## [Work instruction]
Print every line below exactly as written, but leave the pictures behind.

## [Task input]
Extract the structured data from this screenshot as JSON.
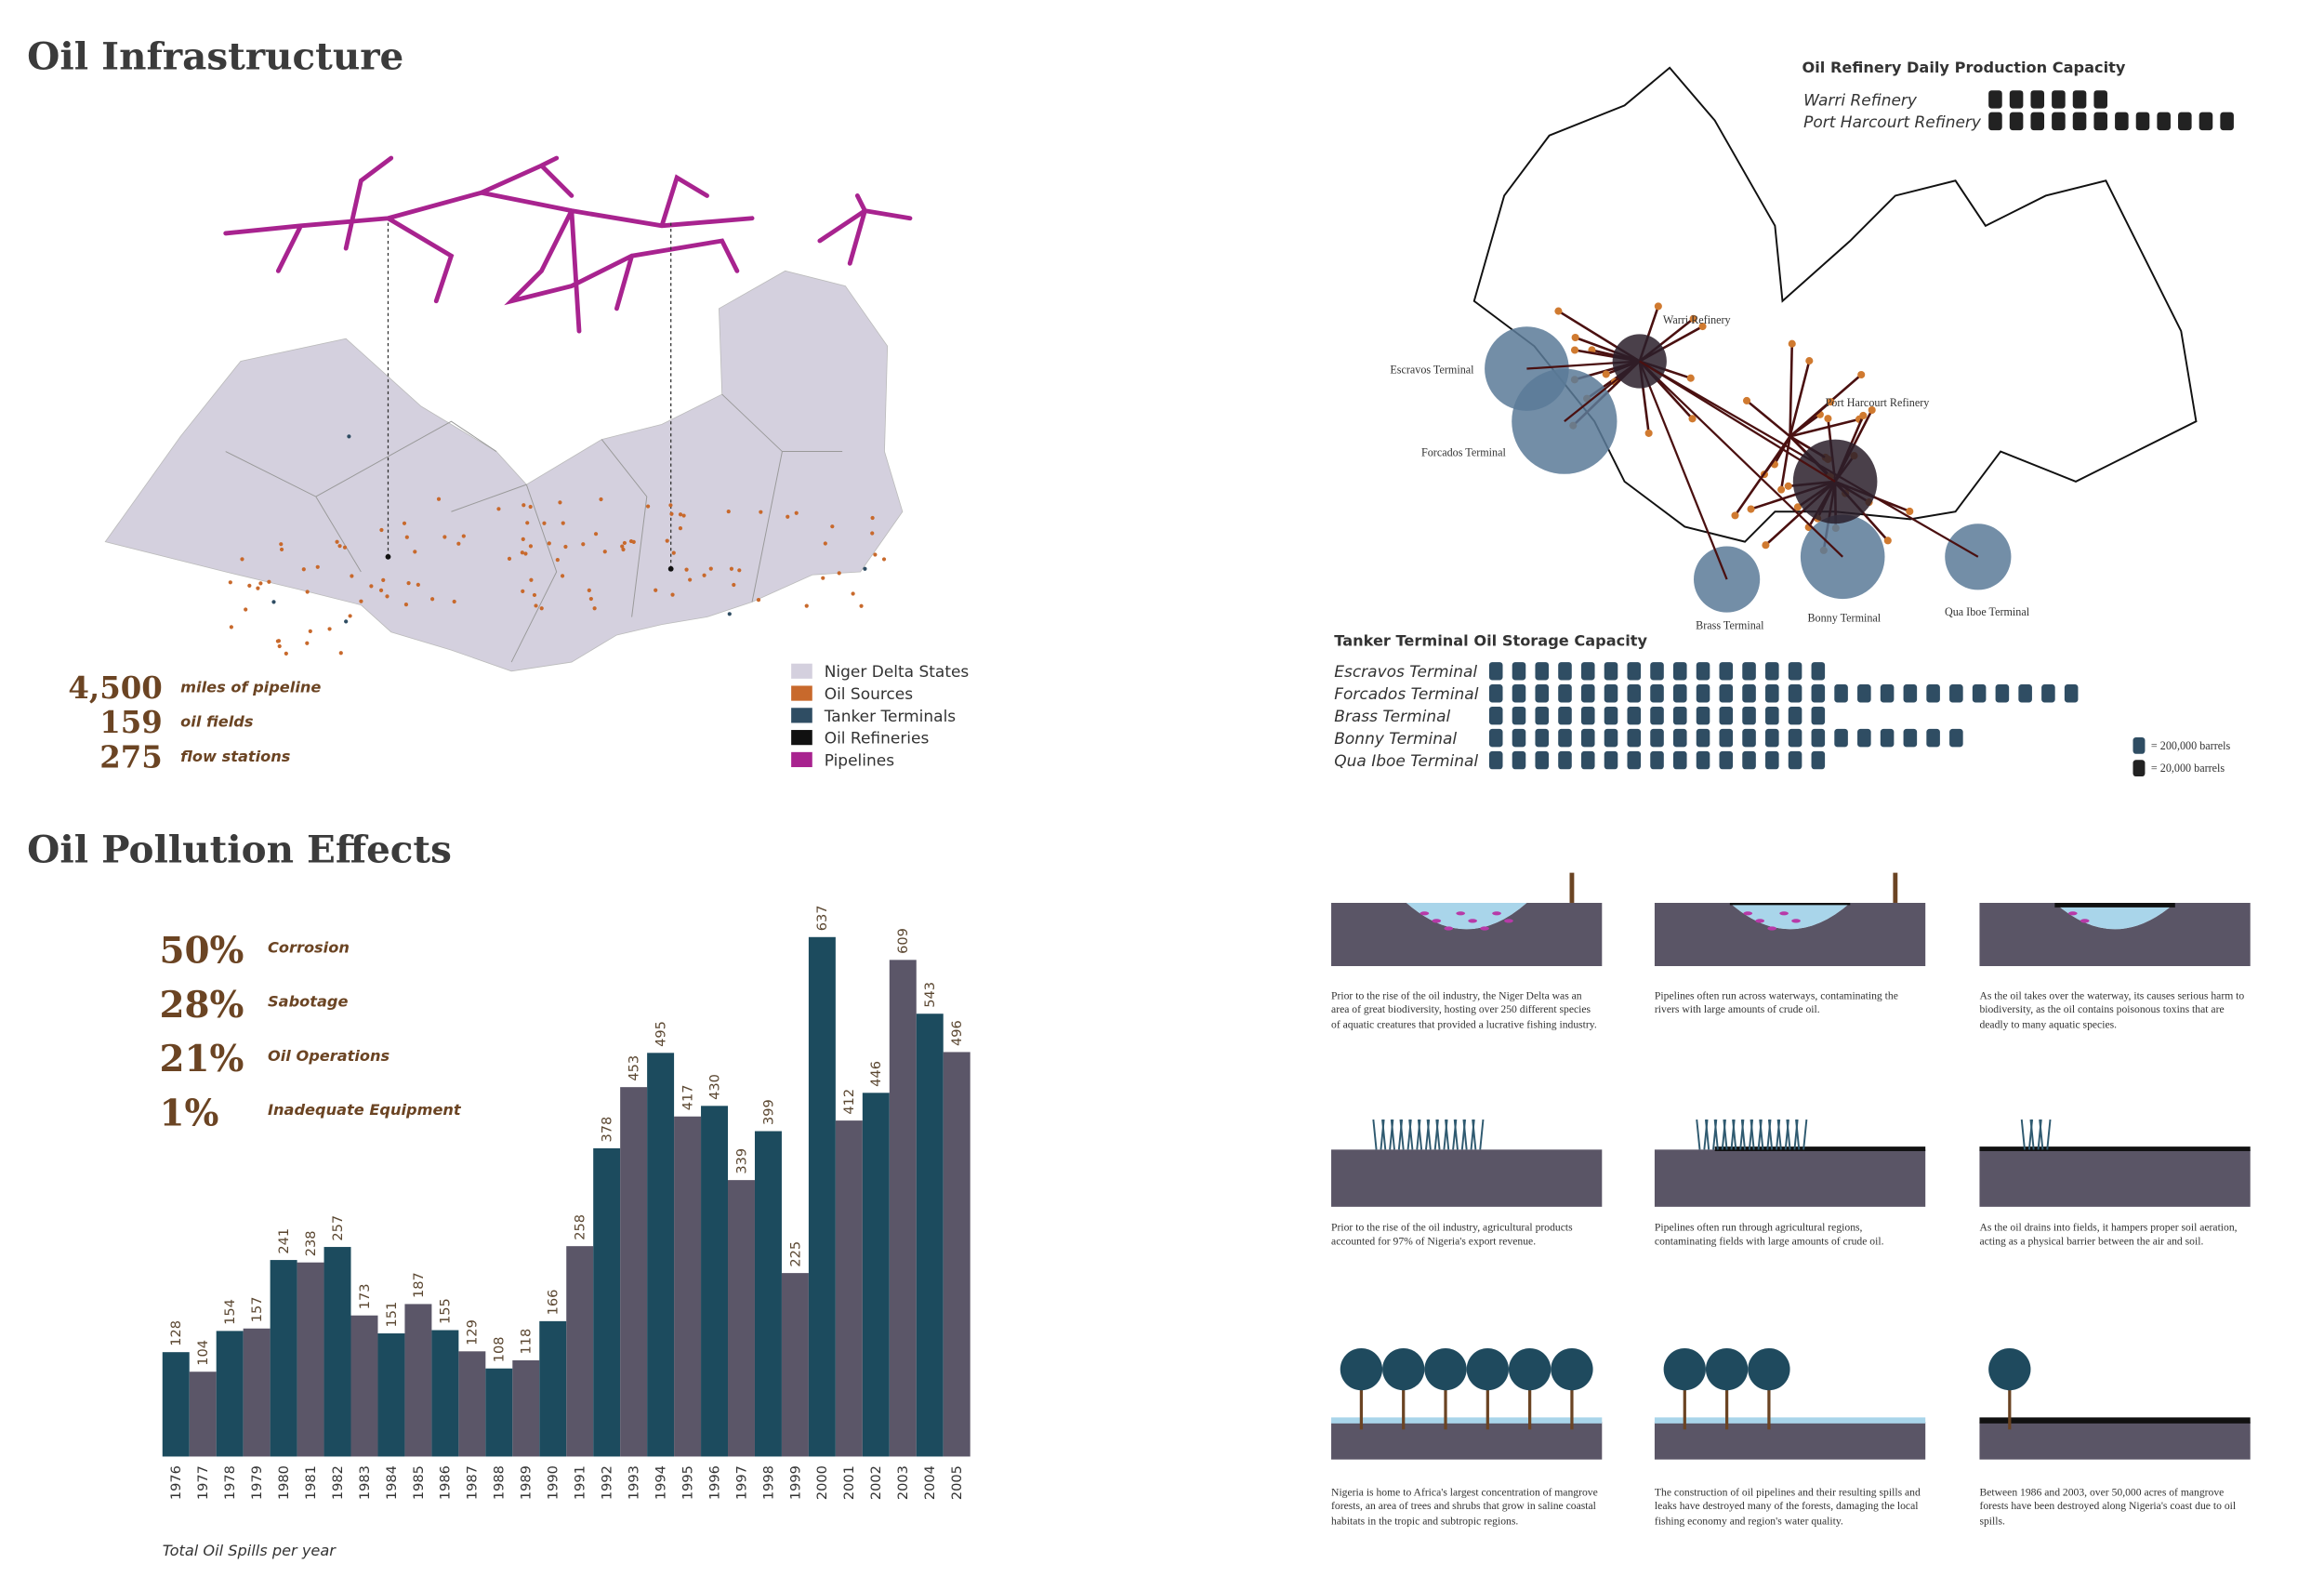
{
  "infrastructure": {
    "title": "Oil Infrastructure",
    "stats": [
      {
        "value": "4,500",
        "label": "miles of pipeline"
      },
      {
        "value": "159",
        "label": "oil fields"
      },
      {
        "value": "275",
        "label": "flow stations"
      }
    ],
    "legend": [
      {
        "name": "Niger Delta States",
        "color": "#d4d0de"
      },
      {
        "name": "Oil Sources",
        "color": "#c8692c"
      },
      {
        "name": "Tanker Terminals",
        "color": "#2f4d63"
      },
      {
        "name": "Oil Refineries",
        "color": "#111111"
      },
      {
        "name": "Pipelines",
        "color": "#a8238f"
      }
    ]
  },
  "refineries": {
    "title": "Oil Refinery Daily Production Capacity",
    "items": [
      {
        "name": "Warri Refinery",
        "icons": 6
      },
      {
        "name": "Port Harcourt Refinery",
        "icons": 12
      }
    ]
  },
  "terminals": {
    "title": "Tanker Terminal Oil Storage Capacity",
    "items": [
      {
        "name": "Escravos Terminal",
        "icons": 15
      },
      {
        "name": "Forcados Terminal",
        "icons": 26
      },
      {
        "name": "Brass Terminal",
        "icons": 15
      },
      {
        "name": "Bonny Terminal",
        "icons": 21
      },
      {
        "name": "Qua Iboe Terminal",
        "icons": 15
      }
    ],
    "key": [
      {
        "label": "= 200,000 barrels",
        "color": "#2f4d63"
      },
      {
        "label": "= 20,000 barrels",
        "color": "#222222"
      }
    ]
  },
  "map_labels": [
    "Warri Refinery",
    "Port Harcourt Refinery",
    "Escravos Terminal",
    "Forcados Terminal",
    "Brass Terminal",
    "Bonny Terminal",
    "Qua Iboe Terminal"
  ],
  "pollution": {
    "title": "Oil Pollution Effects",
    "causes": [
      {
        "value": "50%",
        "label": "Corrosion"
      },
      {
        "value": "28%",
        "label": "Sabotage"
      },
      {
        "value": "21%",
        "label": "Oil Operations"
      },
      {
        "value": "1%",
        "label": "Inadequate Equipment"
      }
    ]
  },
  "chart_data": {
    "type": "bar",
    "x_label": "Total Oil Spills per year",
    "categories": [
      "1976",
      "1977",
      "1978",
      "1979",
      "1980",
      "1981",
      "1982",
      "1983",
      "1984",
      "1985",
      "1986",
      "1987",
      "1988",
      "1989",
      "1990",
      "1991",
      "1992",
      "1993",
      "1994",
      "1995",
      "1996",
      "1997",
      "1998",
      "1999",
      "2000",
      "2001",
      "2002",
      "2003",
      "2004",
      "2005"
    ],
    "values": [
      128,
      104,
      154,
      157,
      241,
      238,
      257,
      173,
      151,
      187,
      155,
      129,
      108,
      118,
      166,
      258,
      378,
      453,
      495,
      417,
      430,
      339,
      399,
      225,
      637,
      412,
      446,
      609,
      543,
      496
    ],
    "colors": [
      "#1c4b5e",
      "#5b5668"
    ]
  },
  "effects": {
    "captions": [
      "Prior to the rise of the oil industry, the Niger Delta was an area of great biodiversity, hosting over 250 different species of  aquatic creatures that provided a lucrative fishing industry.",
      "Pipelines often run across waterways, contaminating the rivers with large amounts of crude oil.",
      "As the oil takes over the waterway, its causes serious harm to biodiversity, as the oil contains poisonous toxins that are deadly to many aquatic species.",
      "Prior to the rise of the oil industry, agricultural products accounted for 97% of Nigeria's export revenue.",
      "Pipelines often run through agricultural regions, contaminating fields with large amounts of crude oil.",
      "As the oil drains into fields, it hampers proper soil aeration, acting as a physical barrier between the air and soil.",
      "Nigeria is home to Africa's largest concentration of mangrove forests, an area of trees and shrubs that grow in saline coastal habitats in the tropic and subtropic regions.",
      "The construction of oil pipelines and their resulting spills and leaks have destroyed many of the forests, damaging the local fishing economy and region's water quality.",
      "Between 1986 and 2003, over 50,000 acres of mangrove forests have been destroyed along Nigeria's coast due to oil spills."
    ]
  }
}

## [Answer box]
Extract the structured data from this screenshot as JSON.
{
  "infrastructure": {
    "title": "Oil Infrastructure",
    "stats": [
      {
        "value": "4,500",
        "label": "miles of pipeline"
      },
      {
        "value": "159",
        "label": "oil fields"
      },
      {
        "value": "275",
        "label": "flow stations"
      }
    ],
    "legend": [
      {
        "name": "Niger Delta States",
        "color": "#d4d0de"
      },
      {
        "name": "Oil Sources",
        "color": "#c8692c"
      },
      {
        "name": "Tanker Terminals",
        "color": "#2f4d63"
      },
      {
        "name": "Oil Refineries",
        "color": "#111111"
      },
      {
        "name": "Pipelines",
        "color": "#a8238f"
      }
    ]
  },
  "refineries": {
    "title": "Oil Refinery Daily Production Capacity",
    "items": [
      {
        "name": "Warri Refinery",
        "icons": 6
      },
      {
        "name": "Port Harcourt Refinery",
        "icons": 12
      }
    ]
  },
  "terminals": {
    "title": "Tanker Terminal Oil Storage Capacity",
    "items": [
      {
        "name": "Escravos Terminal",
        "icons": 15
      },
      {
        "name": "Forcados Terminal",
        "icons": 26
      },
      {
        "name": "Brass Terminal",
        "icons": 15
      },
      {
        "name": "Bonny Terminal",
        "icons": 21
      },
      {
        "name": "Qua Iboe Terminal",
        "icons": 15
      }
    ],
    "key": [
      {
        "label": "= 200,000 barrels",
        "color": "#2f4d63"
      },
      {
        "label": "= 20,000 barrels",
        "color": "#222222"
      }
    ]
  },
  "map_labels": [
    "Warri Refinery",
    "Port Harcourt Refinery",
    "Escravos Terminal",
    "Forcados Terminal",
    "Brass Terminal",
    "Bonny Terminal",
    "Qua Iboe Terminal"
  ],
  "pollution": {
    "title": "Oil Pollution Effects",
    "causes": [
      {
        "value": "50%",
        "label": "Corrosion"
      },
      {
        "value": "28%",
        "label": "Sabotage"
      },
      {
        "value": "21%",
        "label": "Oil Operations"
      },
      {
        "value": "1%",
        "label": "Inadequate Equipment"
      }
    ]
  },
  "chart_data": {
    "type": "bar",
    "x_label": "Total Oil Spills per year",
    "categories": [
      "1976",
      "1977",
      "1978",
      "1979",
      "1980",
      "1981",
      "1982",
      "1983",
      "1984",
      "1985",
      "1986",
      "1987",
      "1988",
      "1989",
      "1990",
      "1991",
      "1992",
      "1993",
      "1994",
      "1995",
      "1996",
      "1997",
      "1998",
      "1999",
      "2000",
      "2001",
      "2002",
      "2003",
      "2004",
      "2005"
    ],
    "values": [
      128,
      104,
      154,
      157,
      241,
      238,
      257,
      173,
      151,
      187,
      155,
      129,
      108,
      118,
      166,
      258,
      378,
      453,
      495,
      417,
      430,
      339,
      399,
      225,
      637,
      412,
      446,
      609,
      543,
      496
    ],
    "colors": [
      "#1c4b5e",
      "#5b5668"
    ]
  },
  "effects": {
    "captions": [
      "Prior to the rise of the oil industry, the Niger Delta was an area of great biodiversity, hosting over 250 different species of  aquatic creatures that provided a lucrative fishing industry.",
      "Pipelines often run across waterways, contaminating the rivers with large amounts of crude oil.",
      "As the oil takes over the waterway, its causes serious harm to biodiversity, as the oil contains poisonous toxins that are deadly to many aquatic species.",
      "Prior to the rise of the oil industry, agricultural products accounted for 97% of Nigeria's export revenue.",
      "Pipelines often run through agricultural regions, contaminating fields with large amounts of crude oil.",
      "As the oil drains into fields, it hampers proper soil aeration, acting as a physical barrier between the air and soil.",
      "Nigeria is home to Africa's largest concentration of mangrove forests, an area of trees and shrubs that grow in saline coastal habitats in the tropic and subtropic regions.",
      "The construction of oil pipelines and their resulting spills and leaks have destroyed many of the forests, damaging the local fishing economy and region's water quality.",
      "Between 1986 and 2003, over 50,000 acres of mangrove forests have been destroyed along Nigeria's coast due to oil spills."
    ]
  }
}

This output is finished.